SET TASK:
Reproduce every one of the rows below, substituting "clickable" for each occurrence of "interactable" and altering nothing else. Omit the pictures from the reproduced rows.
═══ RECORDS FOR THIS EXERCISE ═══
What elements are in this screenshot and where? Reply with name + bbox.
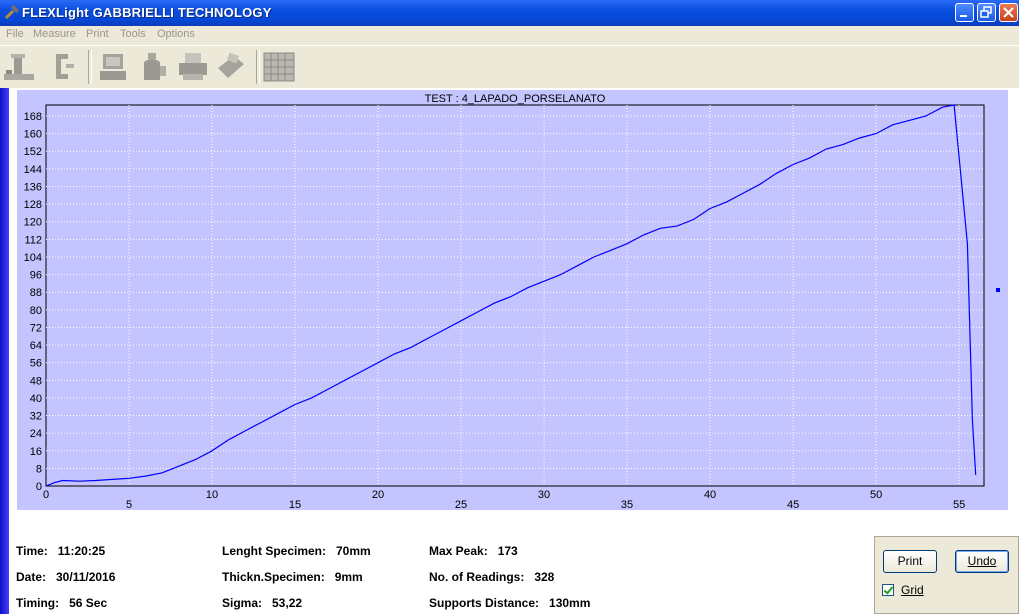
menu-options[interactable]: Options <box>157 28 195 40</box>
y-tick-label: 152 <box>24 146 42 158</box>
y-tick-label: 48 <box>30 375 42 387</box>
x-tick-label: 0 <box>43 489 49 501</box>
y-tick-label: 96 <box>30 270 42 282</box>
y-tick-label: 40 <box>30 393 42 405</box>
y-tick-label: 88 <box>30 287 42 299</box>
toolbar-computer-button[interactable] <box>96 50 130 84</box>
toolbar-bottle-button[interactable] <box>136 50 170 84</box>
minimize-icon <box>960 15 967 17</box>
toolbar-grid-button[interactable] <box>262 50 296 84</box>
clamp-icon <box>56 54 74 79</box>
x-tick-label: 5 <box>126 499 132 511</box>
y-tick-label: 56 <box>30 358 42 370</box>
title-bar: FLEXLight GABBRIELLI TECHNOLOGY <box>0 0 1019 26</box>
new-test-icon <box>4 54 34 80</box>
toolbar-fax-button[interactable] <box>214 50 248 84</box>
action-panel: Print Undo Grid <box>874 536 1019 614</box>
info-readings: No. of Readings: 328 <box>429 570 555 584</box>
info-max-peak: Max Peak: 173 <box>429 544 518 558</box>
printer-icon <box>179 53 207 80</box>
y-tick-label: 24 <box>30 428 42 440</box>
x-tick-label: 15 <box>289 499 301 511</box>
restore-icon <box>980 6 992 18</box>
x-tick-label: 25 <box>455 499 467 511</box>
info-supports-distance: Supports Distance: 130mm <box>429 596 591 610</box>
fax-icon <box>218 52 244 78</box>
y-tick-label: 128 <box>24 199 42 211</box>
x-tick-label: 30 <box>538 489 550 501</box>
close-icon <box>1003 7 1014 18</box>
menu-bar: File Measure Print Tools Options <box>0 26 1019 45</box>
x-tick-label: 20 <box>372 489 384 501</box>
undo-button[interactable]: Undo <box>955 550 1009 573</box>
grid-icon <box>263 52 295 82</box>
y-tick-label: 120 <box>24 217 42 229</box>
chart-title: TEST : 4_LAPADO_PORSELANATO <box>425 93 606 105</box>
toolbar-clamp-button[interactable] <box>46 50 80 84</box>
toolbar-separator <box>88 50 92 84</box>
plot-area <box>45 104 985 487</box>
info-thickness-specimen: Thickn.Specimen: 9mm <box>222 570 363 584</box>
toolbar-printer-button[interactable] <box>176 50 210 84</box>
left-strip <box>0 88 9 614</box>
toolbar-separator <box>256 50 260 84</box>
y-tick-label: 32 <box>30 411 42 423</box>
menu-tools[interactable]: Tools <box>120 28 146 40</box>
info-time: Time: 11:20:25 <box>16 544 106 558</box>
minimize-button[interactable] <box>955 3 974 22</box>
y-tick-label: 168 <box>24 111 42 123</box>
window-title: FLEXLight GABBRIELLI TECHNOLOGY <box>22 5 272 20</box>
hammer-icon <box>4 5 20 20</box>
y-tick-label: 16 <box>30 446 42 458</box>
chart-side-marker <box>996 287 1000 292</box>
x-tick-label: 55 <box>953 499 965 511</box>
computer-icon <box>100 54 126 80</box>
y-tick-label: 104 <box>24 252 42 264</box>
y-tick-label: 80 <box>30 305 42 317</box>
menu-measure[interactable]: Measure <box>33 28 76 40</box>
print-button[interactable]: Print <box>883 550 937 573</box>
grid-checkbox-label: Grid <box>901 583 924 597</box>
y-tick-label: 136 <box>24 181 42 193</box>
x-tick-label: 45 <box>787 499 799 511</box>
close-button[interactable] <box>999 3 1018 22</box>
y-tick-label: 112 <box>24 234 42 246</box>
info-date: Date: 30/11/2016 <box>16 570 116 584</box>
info-sigma: Sigma: 53,22 <box>222 596 303 610</box>
load-chart: 0 8 16 24 32 40 48 56 64 72 80 88 96 104 112 120 128 136 1… <box>17 90 1008 511</box>
y-tick-label: 64 <box>30 340 42 352</box>
restore-button[interactable] <box>977 3 996 22</box>
y-tick-label: 0 <box>36 481 42 493</box>
x-tick-label: 35 <box>621 499 633 511</box>
menu-print[interactable]: Print <box>86 28 109 40</box>
toolbar <box>0 45 1019 89</box>
y-tick-label: 160 <box>24 129 42 141</box>
info-timing: Timing: 56 Sec <box>16 596 108 610</box>
grid-checkbox[interactable] <box>882 584 894 596</box>
toolbar-new-test-button[interactable] <box>2 50 36 84</box>
menu-file[interactable]: File <box>6 28 24 40</box>
x-tick-label: 10 <box>206 489 218 501</box>
y-tick-label: 144 <box>24 164 42 176</box>
left-strip-white <box>9 88 17 614</box>
x-tick-label: 50 <box>870 489 882 501</box>
y-tick-label: 72 <box>30 322 42 334</box>
bottle-icon <box>144 53 166 80</box>
main-area: 0 8 16 24 32 40 48 56 64 72 80 88 96 104 112 120 128 136 1… <box>16 88 1019 614</box>
info-length-specimen: Lenght Specimen: 70mm <box>222 544 371 558</box>
x-tick-label: 40 <box>704 489 716 501</box>
y-tick-label: 8 <box>36 463 42 475</box>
═══
SOLUTION FOR THIS TASK:
What elements are in this screenshot and where? Reply with name + bbox.
menu-options[clickable]: Options <box>157 28 195 40</box>
y-tick-label: 152 <box>24 146 42 158</box>
y-tick-label: 48 <box>30 375 42 387</box>
x-tick-label: 0 <box>43 489 49 501</box>
y-tick-label: 96 <box>30 270 42 282</box>
y-tick-label: 40 <box>30 393 42 405</box>
y-tick-label: 88 <box>30 287 42 299</box>
toolbar-computer-button[clickable] <box>96 50 130 84</box>
toolbar-bottle-button[clickable] <box>136 50 170 84</box>
minimize-icon <box>960 15 967 17</box>
toolbar-grid-button[clickable] <box>262 50 296 84</box>
clamp-icon <box>56 54 74 79</box>
x-tick-label: 5 <box>126 499 132 511</box>
y-tick-label: 56 <box>30 358 42 370</box>
title-bar: FLEXLight GABBRIELLI TECHNOLOGY <box>0 0 1019 26</box>
new-test-icon <box>4 54 34 80</box>
toolbar-fax-button[clickable] <box>214 50 248 84</box>
action-panel: Print Undo Grid <box>874 536 1019 614</box>
info-readings: No. of Readings: 328 <box>429 570 555 584</box>
info-max-peak: Max Peak: 173 <box>429 544 518 558</box>
printer-icon <box>179 53 207 80</box>
y-tick-label: 24 <box>30 428 42 440</box>
x-tick-label: 15 <box>289 499 301 511</box>
restore-icon <box>980 6 992 18</box>
x-tick-label: 25 <box>455 499 467 511</box>
info-supports-distance: Supports Distance: 130mm <box>429 596 591 610</box>
fax-icon <box>218 52 244 78</box>
y-tick-label: 128 <box>24 199 42 211</box>
x-tick-label: 30 <box>538 489 550 501</box>
close-icon <box>1003 7 1014 18</box>
menu-bar: File Measure Print Tools Options <box>0 26 1019 45</box>
x-tick-label: 20 <box>372 489 384 501</box>
undo-button[clickable]: Undo <box>955 550 1009 573</box>
grid-icon <box>263 52 295 82</box>
y-tick-label: 120 <box>24 217 42 229</box>
chart-title: TEST : 4_LAPADO_PORSELANATO <box>425 93 606 105</box>
toolbar-clamp-button[clickable] <box>46 50 80 84</box>
toolbar-separator <box>88 50 92 84</box>
plot-area <box>45 104 985 487</box>
info-thickness-specimen: Thickn.Specimen: 9mm <box>222 570 363 584</box>
toolbar-printer-button[clickable] <box>176 50 210 84</box>
left-strip <box>0 88 9 614</box>
toolbar-separator <box>256 50 260 84</box>
y-tick-label: 32 <box>30 411 42 423</box>
menu-tools[clickable]: Tools <box>120 28 146 40</box>
info-time: Time: 11:20:25 <box>16 544 106 558</box>
minimize-button[clickable] <box>955 3 974 22</box>
y-tick-label: 168 <box>24 111 42 123</box>
window-title: FLEXLight GABBRIELLI TECHNOLOGY <box>22 5 272 20</box>
hammer-icon <box>4 5 20 20</box>
y-tick-label: 16 <box>30 446 42 458</box>
chart-side-marker <box>996 287 1000 292</box>
x-tick-label: 55 <box>953 499 965 511</box>
computer-icon <box>100 54 126 80</box>
y-tick-label: 104 <box>24 252 42 264</box>
y-tick-label: 80 <box>30 305 42 317</box>
menu-measure[clickable]: Measure <box>33 28 76 40</box>
print-button[clickable]: Print <box>883 550 937 573</box>
grid-checkbox-label: Grid <box>901 583 924 597</box>
y-tick-label: 136 <box>24 181 42 193</box>
x-tick-label: 45 <box>787 499 799 511</box>
close-button[clickable] <box>999 3 1018 22</box>
y-tick-label: 112 <box>24 234 42 246</box>
info-date: Date: 30/11/2016 <box>16 570 116 584</box>
info-sigma: Sigma: 53,22 <box>222 596 303 610</box>
load-chart: 0 8 16 24 32 40 48 56 64 72 80 88 96 104 112 120 128 136 1… <box>17 90 1008 511</box>
y-tick-label: 64 <box>30 340 42 352</box>
restore-button[clickable] <box>977 3 996 22</box>
y-tick-label: 0 <box>36 481 42 493</box>
x-tick-label: 35 <box>621 499 633 511</box>
menu-print[clickable]: Print <box>86 28 109 40</box>
toolbar <box>0 45 1019 89</box>
y-tick-label: 160 <box>24 129 42 141</box>
info-timing: Timing: 56 Sec <box>16 596 108 610</box>
grid-checkbox[clickable] <box>882 584 894 596</box>
toolbar-new-test-button[clickable] <box>2 50 36 84</box>
menu-file[clickable]: File <box>6 28 24 40</box>
x-tick-label: 10 <box>206 489 218 501</box>
y-tick-label: 144 <box>24 164 42 176</box>
left-strip-white <box>9 88 17 614</box>
x-tick-label: 50 <box>870 489 882 501</box>
y-tick-label: 72 <box>30 322 42 334</box>
bottle-icon <box>144 53 166 80</box>
main-area: 0 8 16 24 32 40 48 56 64 72 80 88 96 104 112 120 128 136 1… <box>16 88 1019 614</box>
info-length-specimen: Lenght Specimen: 70mm <box>222 544 371 558</box>
x-tick-label: 40 <box>704 489 716 501</box>
y-tick-label: 8 <box>36 463 42 475</box>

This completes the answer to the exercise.